### TO BE DONE:
Output the material beneath exactly, leaving nothing out.

╭─ TASK INPUTS

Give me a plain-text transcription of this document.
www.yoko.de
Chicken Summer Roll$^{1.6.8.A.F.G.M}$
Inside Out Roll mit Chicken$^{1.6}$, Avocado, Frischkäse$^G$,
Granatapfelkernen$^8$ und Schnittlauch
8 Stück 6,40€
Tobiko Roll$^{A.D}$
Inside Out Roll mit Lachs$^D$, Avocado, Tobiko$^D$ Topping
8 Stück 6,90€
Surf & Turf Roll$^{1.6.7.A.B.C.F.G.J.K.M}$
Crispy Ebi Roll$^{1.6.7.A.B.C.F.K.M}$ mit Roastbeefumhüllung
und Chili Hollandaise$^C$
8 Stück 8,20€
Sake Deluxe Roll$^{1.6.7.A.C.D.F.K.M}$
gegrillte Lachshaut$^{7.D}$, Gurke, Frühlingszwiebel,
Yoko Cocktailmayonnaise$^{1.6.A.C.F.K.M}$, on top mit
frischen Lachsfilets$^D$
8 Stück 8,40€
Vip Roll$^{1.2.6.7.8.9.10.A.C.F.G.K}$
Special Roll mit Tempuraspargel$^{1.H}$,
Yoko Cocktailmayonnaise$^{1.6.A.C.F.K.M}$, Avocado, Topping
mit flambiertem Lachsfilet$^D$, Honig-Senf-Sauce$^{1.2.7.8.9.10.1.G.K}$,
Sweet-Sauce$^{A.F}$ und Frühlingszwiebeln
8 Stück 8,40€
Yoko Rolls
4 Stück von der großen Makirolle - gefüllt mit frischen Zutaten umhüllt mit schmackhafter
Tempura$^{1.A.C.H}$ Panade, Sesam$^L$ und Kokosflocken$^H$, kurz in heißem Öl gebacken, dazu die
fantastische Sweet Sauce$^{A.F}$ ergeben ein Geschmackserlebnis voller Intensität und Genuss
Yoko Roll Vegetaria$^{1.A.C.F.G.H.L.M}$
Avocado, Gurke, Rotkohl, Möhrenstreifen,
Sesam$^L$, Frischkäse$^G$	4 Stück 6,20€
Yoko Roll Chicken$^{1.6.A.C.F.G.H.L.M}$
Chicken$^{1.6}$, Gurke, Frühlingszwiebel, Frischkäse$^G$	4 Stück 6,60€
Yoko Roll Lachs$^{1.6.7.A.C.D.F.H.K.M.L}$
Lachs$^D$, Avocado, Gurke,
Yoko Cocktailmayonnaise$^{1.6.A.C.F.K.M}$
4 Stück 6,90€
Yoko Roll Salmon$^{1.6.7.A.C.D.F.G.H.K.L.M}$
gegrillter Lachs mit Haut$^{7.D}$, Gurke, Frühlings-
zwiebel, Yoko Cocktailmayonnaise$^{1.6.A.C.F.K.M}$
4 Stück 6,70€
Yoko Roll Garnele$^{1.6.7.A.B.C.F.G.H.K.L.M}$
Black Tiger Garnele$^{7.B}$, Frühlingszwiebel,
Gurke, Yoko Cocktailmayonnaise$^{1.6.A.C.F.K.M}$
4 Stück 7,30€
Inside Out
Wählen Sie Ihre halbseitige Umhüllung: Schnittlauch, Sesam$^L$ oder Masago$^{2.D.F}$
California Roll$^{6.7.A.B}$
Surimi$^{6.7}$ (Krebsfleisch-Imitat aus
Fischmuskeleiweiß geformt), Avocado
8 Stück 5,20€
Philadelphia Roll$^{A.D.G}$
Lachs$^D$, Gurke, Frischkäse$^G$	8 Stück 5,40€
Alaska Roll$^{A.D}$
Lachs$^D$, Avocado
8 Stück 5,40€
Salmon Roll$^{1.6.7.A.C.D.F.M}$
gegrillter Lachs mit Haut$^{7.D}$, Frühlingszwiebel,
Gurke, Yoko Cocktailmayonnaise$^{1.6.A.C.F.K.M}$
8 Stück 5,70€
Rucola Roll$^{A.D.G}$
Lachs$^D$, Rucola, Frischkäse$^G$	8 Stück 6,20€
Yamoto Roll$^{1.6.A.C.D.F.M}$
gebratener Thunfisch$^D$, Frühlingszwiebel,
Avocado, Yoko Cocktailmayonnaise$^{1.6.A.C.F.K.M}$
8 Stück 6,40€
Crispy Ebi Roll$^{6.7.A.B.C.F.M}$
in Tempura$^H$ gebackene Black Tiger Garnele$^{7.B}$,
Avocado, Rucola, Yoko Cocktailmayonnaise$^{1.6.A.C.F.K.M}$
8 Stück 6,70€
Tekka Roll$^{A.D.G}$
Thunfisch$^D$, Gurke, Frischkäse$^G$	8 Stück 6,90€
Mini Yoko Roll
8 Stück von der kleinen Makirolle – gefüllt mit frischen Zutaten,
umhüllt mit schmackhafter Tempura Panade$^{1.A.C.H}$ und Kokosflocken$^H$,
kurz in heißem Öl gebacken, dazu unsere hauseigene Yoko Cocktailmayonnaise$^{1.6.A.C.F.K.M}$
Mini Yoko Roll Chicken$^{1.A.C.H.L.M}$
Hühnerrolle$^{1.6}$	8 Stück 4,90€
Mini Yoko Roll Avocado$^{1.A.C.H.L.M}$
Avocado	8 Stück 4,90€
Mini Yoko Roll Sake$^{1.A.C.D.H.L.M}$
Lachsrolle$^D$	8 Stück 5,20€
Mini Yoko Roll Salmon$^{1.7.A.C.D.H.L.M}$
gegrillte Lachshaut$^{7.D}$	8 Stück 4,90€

╰─

### RESULT OF THE TASK:
Give me a plain-text transcription of this document.
www.yoko.de
Chicken Summer Roll$^{1.6.8.A.F.G.M}$
Inside Out Roll mit Chicken$^{1.6}$, Avocado, Frischkäse$^G$,
Granatapfelkernen$^8$ und Schnittlauch
8 Stück 6,40€
Tobiko Roll$^{A.D}$
Inside Out Roll mit Lachs$^D$, Avocado, Tobiko$^D$ Topping
8 Stück 6,90€
Surf & Turf Roll$^{1.6.7.A.B.C.F.G.J.K.M}$
Crispy Ebi Roll$^{1.6.7.A.B.C.F.K.M}$ mit Roastbeefumhüllung
und Chili Hollandaise$^C$
8 Stück 8,20€
Sake Deluxe Roll$^{1.6.7.A.C.D.F.K.M}$
gegrillte Lachshaut$^{7.D}$, Gurke, Frühlingszwiebel,
Yoko Cocktailmayonnaise$^{1.6.A.C.F.K.M}$, on top mit
frischen Lachsfilets$^D$
8 Stück 8,40€
Vip Roll$^{1.2.6.7.8.9.10.A.C.F.G.K}$
Special Roll mit Tempuraspargel$^{1.H}$,
Yoko Cocktailmayonnaise$^{1.6.A.C.F.K.M}$, Avocado, Topping
mit flambiertem Lachsfilet$^D$, Honig-Senf-Sauce$^{1.2.7.8.9.10.1.G.K}$,
Sweet-Sauce$^{A.F}$ und Frühlingszwiebeln
8 Stück 8,40€
Yoko Rolls
4 Stück von der großen Makirolle - gefüllt mit frischen Zutaten umhüllt mit schmackhafter
Tempura$^{1.A.C.H}$ Panade, Sesam$^L$ und Kokosflocken$^H$, kurz in heißem Öl gebacken, dazu die
fantastische Sweet Sauce$^{A.F}$ ergeben ein Geschmackserlebnis voller Intensität und Genuss
Yoko Roll Vegetaria$^{1.A.C.F.G.H.L.M}$
Avocado, Gurke, Rotkohl, Möhrenstreifen,
Sesam$^L$, Frischkäse$^G$	4 Stück 6,20€
Yoko Roll Chicken$^{1.6.A.C.F.G.H.L.M}$
Chicken$^{1.6}$, Gurke, Frühlingszwiebel, Frischkäse$^G$	4 Stück 6,60€
Yoko Roll Lachs$^{1.6.7.A.C.D.F.H.K.M.L}$
Lachs$^D$, Avocado, Gurke,
Yoko Cocktailmayonnaise$^{1.6.A.C.F.K.M}$
4 Stück 6,90€
Yoko Roll Salmon$^{1.6.7.A.C.D.F.G.H.K.L.M}$
gegrillter Lachs mit Haut$^{7.D}$, Gurke, Frühlings-
zwiebel, Yoko Cocktailmayonnaise$^{1.6.A.C.F.K.M}$
4 Stück 6,70€
Yoko Roll Garnele$^{1.6.7.A.B.C.F.G.H.K.L.M}$
Black Tiger Garnele$^{7.B}$, Frühlingszwiebel,
Gurke, Yoko Cocktailmayonnaise$^{1.6.A.C.F.K.M}$
4 Stück 7,30€
Inside Out
Wählen Sie Ihre halbseitige Umhüllung: Schnittlauch, Sesam$^L$ oder Masago$^{2.D.F}$
California Roll$^{6.7.A.B}$
Surimi$^{6.7}$ (Krebsfleisch-Imitat aus
Fischmuskeleiweiß geformt), Avocado
8 Stück 5,20€
Philadelphia Roll$^{A.D.G}$
Lachs$^D$, Gurke, Frischkäse$^G$	8 Stück 5,40€
Alaska Roll$^{A.D}$
Lachs$^D$, Avocado
8 Stück 5,40€
Salmon Roll$^{1.6.7.A.C.D.F.M}$
gegrillter Lachs mit Haut$^{7.D}$, Frühlingszwiebel,
Gurke, Yoko Cocktailmayonnaise$^{1.6.A.C.F.K.M}$
8 Stück 5,70€
Rucola Roll$^{A.D.G}$
Lachs$^D$, Rucola, Frischkäse$^G$	8 Stück 6,20€
Yamoto Roll$^{1.6.A.C.D.F.M}$
gebratener Thunfisch$^D$, Frühlingszwiebel,
Avocado, Yoko Cocktailmayonnaise$^{1.6.A.C.F.K.M}$
8 Stück 6,40€
Crispy Ebi Roll$^{6.7.A.B.C.F.M}$
in Tempura$^H$ gebackene Black Tiger Garnele$^{7.B}$,
Avocado, Rucola, Yoko Cocktailmayonnaise$^{1.6.A.C.F.K.M}$
8 Stück 6,70€
Tekka Roll$^{A.D.G}$
Thunfisch$^D$, Gurke, Frischkäse$^G$	8 Stück 6,90€
Mini Yoko Roll
8 Stück von der kleinen Makirolle – gefüllt mit frischen Zutaten,
umhüllt mit schmackhafter Tempura Panade$^{1.A.C.H}$ und Kokosflocken$^H$,
kurz in heißem Öl gebacken, dazu unsere hauseigene Yoko Cocktailmayonnaise$^{1.6.A.C.F.K.M}$
Mini Yoko Roll Chicken$^{1.A.C.H.L.M}$
Hühnerrolle$^{1.6}$	8 Stück 4,90€
Mini Yoko Roll Avocado$^{1.A.C.H.L.M}$
Avocado	8 Stück 4,90€
Mini Yoko Roll Sake$^{1.A.C.D.H.L.M}$
Lachsrolle$^D$	8 Stück 5,20€
Mini Yoko Roll Salmon$^{1.7.A.C.D.H.L.M}$
gegrillte Lachshaut$^{7.D}$	8 Stück 4,90€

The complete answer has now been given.